YOUR ASSIGNMENT. Would you return the full listing exactly, with nothing altered?

PROVIDED MATERIAL.
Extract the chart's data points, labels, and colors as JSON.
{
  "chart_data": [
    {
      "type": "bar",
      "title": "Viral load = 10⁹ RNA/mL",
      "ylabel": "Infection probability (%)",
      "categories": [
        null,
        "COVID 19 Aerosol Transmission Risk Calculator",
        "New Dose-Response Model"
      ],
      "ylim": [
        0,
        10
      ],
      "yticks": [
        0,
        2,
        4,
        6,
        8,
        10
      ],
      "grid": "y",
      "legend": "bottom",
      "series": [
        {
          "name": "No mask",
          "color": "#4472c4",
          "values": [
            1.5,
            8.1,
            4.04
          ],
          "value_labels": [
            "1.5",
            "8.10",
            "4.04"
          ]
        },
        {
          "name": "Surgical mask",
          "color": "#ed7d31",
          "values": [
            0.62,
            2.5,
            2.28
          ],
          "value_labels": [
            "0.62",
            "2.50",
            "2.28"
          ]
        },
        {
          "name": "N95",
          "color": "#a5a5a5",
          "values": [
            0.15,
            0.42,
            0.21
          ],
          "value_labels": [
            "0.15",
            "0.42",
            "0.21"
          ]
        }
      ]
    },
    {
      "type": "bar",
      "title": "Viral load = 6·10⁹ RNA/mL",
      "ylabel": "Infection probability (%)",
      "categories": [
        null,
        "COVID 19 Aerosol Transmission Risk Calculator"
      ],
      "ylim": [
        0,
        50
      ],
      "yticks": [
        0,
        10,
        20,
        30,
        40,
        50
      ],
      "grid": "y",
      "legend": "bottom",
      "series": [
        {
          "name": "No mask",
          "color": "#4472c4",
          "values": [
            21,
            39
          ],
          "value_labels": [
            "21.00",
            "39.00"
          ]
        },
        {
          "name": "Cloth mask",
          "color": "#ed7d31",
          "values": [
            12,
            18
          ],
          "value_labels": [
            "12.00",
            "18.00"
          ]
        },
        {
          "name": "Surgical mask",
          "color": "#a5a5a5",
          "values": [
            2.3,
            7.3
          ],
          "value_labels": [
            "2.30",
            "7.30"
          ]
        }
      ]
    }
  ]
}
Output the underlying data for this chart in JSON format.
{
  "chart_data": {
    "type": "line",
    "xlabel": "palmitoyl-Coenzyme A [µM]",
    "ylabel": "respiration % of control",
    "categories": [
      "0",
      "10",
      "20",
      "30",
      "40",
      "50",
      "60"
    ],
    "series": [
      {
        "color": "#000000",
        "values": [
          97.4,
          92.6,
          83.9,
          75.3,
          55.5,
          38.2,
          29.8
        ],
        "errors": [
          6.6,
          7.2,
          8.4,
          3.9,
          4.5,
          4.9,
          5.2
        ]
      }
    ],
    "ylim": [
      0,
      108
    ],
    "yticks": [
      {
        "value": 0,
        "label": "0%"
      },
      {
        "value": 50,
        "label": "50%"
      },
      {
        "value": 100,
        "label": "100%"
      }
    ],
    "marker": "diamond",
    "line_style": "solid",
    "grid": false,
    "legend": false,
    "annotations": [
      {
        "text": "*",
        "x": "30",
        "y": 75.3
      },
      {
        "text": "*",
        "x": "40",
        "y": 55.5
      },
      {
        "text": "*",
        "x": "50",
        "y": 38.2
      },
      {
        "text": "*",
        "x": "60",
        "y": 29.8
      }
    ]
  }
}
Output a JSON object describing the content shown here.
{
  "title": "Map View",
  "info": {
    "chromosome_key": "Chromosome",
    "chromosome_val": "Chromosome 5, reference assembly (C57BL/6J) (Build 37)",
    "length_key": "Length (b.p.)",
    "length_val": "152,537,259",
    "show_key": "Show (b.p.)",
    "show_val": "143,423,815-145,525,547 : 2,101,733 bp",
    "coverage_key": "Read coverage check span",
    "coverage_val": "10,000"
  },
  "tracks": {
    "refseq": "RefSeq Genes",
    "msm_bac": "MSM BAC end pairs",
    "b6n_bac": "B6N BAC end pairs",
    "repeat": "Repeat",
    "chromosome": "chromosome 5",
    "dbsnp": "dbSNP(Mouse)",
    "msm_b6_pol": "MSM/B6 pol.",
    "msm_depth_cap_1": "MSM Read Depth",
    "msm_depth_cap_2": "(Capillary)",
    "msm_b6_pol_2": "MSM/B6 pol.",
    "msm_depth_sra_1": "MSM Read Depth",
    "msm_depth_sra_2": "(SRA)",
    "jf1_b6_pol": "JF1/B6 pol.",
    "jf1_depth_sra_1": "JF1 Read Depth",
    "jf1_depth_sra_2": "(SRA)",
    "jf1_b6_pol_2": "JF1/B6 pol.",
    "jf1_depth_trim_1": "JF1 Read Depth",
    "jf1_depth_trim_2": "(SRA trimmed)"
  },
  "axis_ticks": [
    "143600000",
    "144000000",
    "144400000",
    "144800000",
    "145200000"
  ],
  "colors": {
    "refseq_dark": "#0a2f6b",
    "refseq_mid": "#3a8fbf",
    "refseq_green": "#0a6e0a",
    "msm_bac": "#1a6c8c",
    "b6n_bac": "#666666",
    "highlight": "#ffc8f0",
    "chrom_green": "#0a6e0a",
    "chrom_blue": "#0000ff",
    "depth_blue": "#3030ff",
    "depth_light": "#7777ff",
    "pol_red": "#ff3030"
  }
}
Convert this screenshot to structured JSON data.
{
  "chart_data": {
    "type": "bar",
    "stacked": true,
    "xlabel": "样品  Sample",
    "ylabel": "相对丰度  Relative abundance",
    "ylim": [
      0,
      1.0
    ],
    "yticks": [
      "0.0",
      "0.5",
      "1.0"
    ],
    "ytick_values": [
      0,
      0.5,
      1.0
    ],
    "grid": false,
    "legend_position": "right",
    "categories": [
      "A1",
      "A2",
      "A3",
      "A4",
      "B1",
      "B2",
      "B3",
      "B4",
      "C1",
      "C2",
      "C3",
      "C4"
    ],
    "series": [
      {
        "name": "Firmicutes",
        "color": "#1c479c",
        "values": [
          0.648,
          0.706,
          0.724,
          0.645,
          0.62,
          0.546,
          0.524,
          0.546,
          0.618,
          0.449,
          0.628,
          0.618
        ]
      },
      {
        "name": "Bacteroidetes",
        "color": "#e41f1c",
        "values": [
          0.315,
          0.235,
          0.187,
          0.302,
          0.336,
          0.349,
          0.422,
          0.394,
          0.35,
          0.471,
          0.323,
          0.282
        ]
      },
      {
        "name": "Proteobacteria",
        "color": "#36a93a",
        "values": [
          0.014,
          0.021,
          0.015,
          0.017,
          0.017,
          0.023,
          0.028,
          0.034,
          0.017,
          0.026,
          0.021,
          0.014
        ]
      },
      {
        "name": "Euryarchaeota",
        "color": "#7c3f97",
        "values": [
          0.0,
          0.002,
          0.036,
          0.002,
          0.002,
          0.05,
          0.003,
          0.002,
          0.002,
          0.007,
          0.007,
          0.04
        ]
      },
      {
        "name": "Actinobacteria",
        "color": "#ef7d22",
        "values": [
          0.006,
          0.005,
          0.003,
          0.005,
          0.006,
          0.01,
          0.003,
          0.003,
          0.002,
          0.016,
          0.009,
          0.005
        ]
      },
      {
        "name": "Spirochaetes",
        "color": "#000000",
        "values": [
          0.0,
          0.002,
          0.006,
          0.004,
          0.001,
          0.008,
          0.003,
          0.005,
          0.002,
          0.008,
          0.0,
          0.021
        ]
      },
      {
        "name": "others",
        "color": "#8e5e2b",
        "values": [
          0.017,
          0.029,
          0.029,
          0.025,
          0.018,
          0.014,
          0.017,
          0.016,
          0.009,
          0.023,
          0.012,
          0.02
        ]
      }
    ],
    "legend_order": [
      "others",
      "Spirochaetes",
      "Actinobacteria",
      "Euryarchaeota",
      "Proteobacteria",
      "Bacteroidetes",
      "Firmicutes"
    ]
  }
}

ANSWER TO THIS EXERCISE.
Extract the chart's data points, labels, and colors as JSON.
{
  "chart_data": [
    {
      "type": "bar",
      "title": "Viral load = 10⁹ RNA/mL",
      "ylabel": "Infection probability (%)",
      "categories": [
        null,
        "COVID 19 Aerosol Transmission Risk Calculator",
        "New Dose-Response Model"
      ],
      "ylim": [
        0,
        10
      ],
      "yticks": [
        0,
        2,
        4,
        6,
        8,
        10
      ],
      "grid": "y",
      "legend": "bottom",
      "series": [
        {
          "name": "No mask",
          "color": "#4472c4",
          "values": [
            1.5,
            8.1,
            4.04
          ],
          "value_labels": [
            "1.5",
            "8.10",
            "4.04"
          ]
        },
        {
          "name": "Surgical mask",
          "color": "#ed7d31",
          "values": [
            0.62,
            2.5,
            2.28
          ],
          "value_labels": [
            "0.62",
            "2.50",
            "2.28"
          ]
        },
        {
          "name": "N95",
          "color": "#a5a5a5",
          "values": [
            0.15,
            0.42,
            0.21
          ],
          "value_labels": [
            "0.15",
            "0.42",
            "0.21"
          ]
        }
      ]
    },
    {
      "type": "bar",
      "title": "Viral load = 6·10⁹ RNA/mL",
      "ylabel": "Infection probability (%)",
      "categories": [
        null,
        "COVID 19 Aerosol Transmission Risk Calculator"
      ],
      "ylim": [
        0,
        50
      ],
      "yticks": [
        0,
        10,
        20,
        30,
        40,
        50
      ],
      "grid": "y",
      "legend": "bottom",
      "series": [
        {
          "name": "No mask",
          "color": "#4472c4",
          "values": [
            21,
            39
          ],
          "value_labels": [
            "21.00",
            "39.00"
          ]
        },
        {
          "name": "Cloth mask",
          "color": "#ed7d31",
          "values": [
            12,
            18
          ],
          "value_labels": [
            "12.00",
            "18.00"
          ]
        },
        {
          "name": "Surgical mask",
          "color": "#a5a5a5",
          "values": [
            2.3,
            7.3
          ],
          "value_labels": [
            "2.30",
            "7.30"
          ]
        }
      ]
    }
  ]
}
Output the underlying data for this chart in JSON format.
{
  "chart_data": {
    "type": "line",
    "xlabel": "palmitoyl-Coenzyme A [µM]",
    "ylabel": "respiration % of control",
    "categories": [
      "0",
      "10",
      "20",
      "30",
      "40",
      "50",
      "60"
    ],
    "series": [
      {
        "color": "#000000",
        "values": [
          97.4,
          92.6,
          83.9,
          75.3,
          55.5,
          38.2,
          29.8
        ],
        "errors": [
          6.6,
          7.2,
          8.4,
          3.9,
          4.5,
          4.9,
          5.2
        ]
      }
    ],
    "ylim": [
      0,
      108
    ],
    "yticks": [
      {
        "value": 0,
        "label": "0%"
      },
      {
        "value": 50,
        "label": "50%"
      },
      {
        "value": 100,
        "label": "100%"
      }
    ],
    "marker": "diamond",
    "line_style": "solid",
    "grid": false,
    "legend": false,
    "annotations": [
      {
        "text": "*",
        "x": "30",
        "y": 75.3
      },
      {
        "text": "*",
        "x": "40",
        "y": 55.5
      },
      {
        "text": "*",
        "x": "50",
        "y": 38.2
      },
      {
        "text": "*",
        "x": "60",
        "y": 29.8
      }
    ]
  }
}
Output a JSON object describing the content shown here.
{
  "title": "Map View",
  "info": {
    "chromosome_key": "Chromosome",
    "chromosome_val": "Chromosome 5, reference assembly (C57BL/6J) (Build 37)",
    "length_key": "Length (b.p.)",
    "length_val": "152,537,259",
    "show_key": "Show (b.p.)",
    "show_val": "143,423,815-145,525,547 : 2,101,733 bp",
    "coverage_key": "Read coverage check span",
    "coverage_val": "10,000"
  },
  "tracks": {
    "refseq": "RefSeq Genes",
    "msm_bac": "MSM BAC end pairs",
    "b6n_bac": "B6N BAC end pairs",
    "repeat": "Repeat",
    "chromosome": "chromosome 5",
    "dbsnp": "dbSNP(Mouse)",
    "msm_b6_pol": "MSM/B6 pol.",
    "msm_depth_cap_1": "MSM Read Depth",
    "msm_depth_cap_2": "(Capillary)",
    "msm_b6_pol_2": "MSM/B6 pol.",
    "msm_depth_sra_1": "MSM Read Depth",
    "msm_depth_sra_2": "(SRA)",
    "jf1_b6_pol": "JF1/B6 pol.",
    "jf1_depth_sra_1": "JF1 Read Depth",
    "jf1_depth_sra_2": "(SRA)",
    "jf1_b6_pol_2": "JF1/B6 pol.",
    "jf1_depth_trim_1": "JF1 Read Depth",
    "jf1_depth_trim_2": "(SRA trimmed)"
  },
  "axis_ticks": [
    "143600000",
    "144000000",
    "144400000",
    "144800000",
    "145200000"
  ],
  "colors": {
    "refseq_dark": "#0a2f6b",
    "refseq_mid": "#3a8fbf",
    "refseq_green": "#0a6e0a",
    "msm_bac": "#1a6c8c",
    "b6n_bac": "#666666",
    "highlight": "#ffc8f0",
    "chrom_green": "#0a6e0a",
    "chrom_blue": "#0000ff",
    "depth_blue": "#3030ff",
    "depth_light": "#7777ff",
    "pol_red": "#ff3030"
  }
}
Convert this screenshot to structured JSON data.
{
  "chart_data": {
    "type": "bar",
    "stacked": true,
    "xlabel": "样品  Sample",
    "ylabel": "相对丰度  Relative abundance",
    "ylim": [
      0,
      1.0
    ],
    "yticks": [
      "0.0",
      "0.5",
      "1.0"
    ],
    "ytick_values": [
      0,
      0.5,
      1.0
    ],
    "grid": false,
    "legend_position": "right",
    "categories": [
      "A1",
      "A2",
      "A3",
      "A4",
      "B1",
      "B2",
      "B3",
      "B4",
      "C1",
      "C2",
      "C3",
      "C4"
    ],
    "series": [
      {
        "name": "Firmicutes",
        "color": "#1c479c",
        "values": [
          0.648,
          0.706,
          0.724,
          0.645,
          0.62,
          0.546,
          0.524,
          0.546,
          0.618,
          0.449,
          0.628,
          0.618
        ]
      },
      {
        "name": "Bacteroidetes",
        "color": "#e41f1c",
        "values": [
          0.315,
          0.235,
          0.187,
          0.302,
          0.336,
          0.349,
          0.422,
          0.394,
          0.35,
          0.471,
          0.323,
          0.282
        ]
      },
      {
        "name": "Proteobacteria",
        "color": "#36a93a",
        "values": [
          0.014,
          0.021,
          0.015,
          0.017,
          0.017,
          0.023,
          0.028,
          0.034,
          0.017,
          0.026,
          0.021,
          0.014
        ]
      },
      {
        "name": "Euryarchaeota",
        "color": "#7c3f97",
        "values": [
          0.0,
          0.002,
          0.036,
          0.002,
          0.002,
          0.05,
          0.003,
          0.002,
          0.002,
          0.007,
          0.007,
          0.04
        ]
      },
      {
        "name": "Actinobacteria",
        "color": "#ef7d22",
        "values": [
          0.006,
          0.005,
          0.003,
          0.005,
          0.006,
          0.01,
          0.003,
          0.003,
          0.002,
          0.016,
          0.009,
          0.005
        ]
      },
      {
        "name": "Spirochaetes",
        "color": "#000000",
        "values": [
          0.0,
          0.002,
          0.006,
          0.004,
          0.001,
          0.008,
          0.003,
          0.005,
          0.002,
          0.008,
          0.0,
          0.021
        ]
      },
      {
        "name": "others",
        "color": "#8e5e2b",
        "values": [
          0.017,
          0.029,
          0.029,
          0.025,
          0.018,
          0.014,
          0.017,
          0.016,
          0.009,
          0.023,
          0.012,
          0.02
        ]
      }
    ],
    "legend_order": [
      "others",
      "Spirochaetes",
      "Actinobacteria",
      "Euryarchaeota",
      "Proteobacteria",
      "Bacteroidetes",
      "Firmicutes"
    ]
  }
}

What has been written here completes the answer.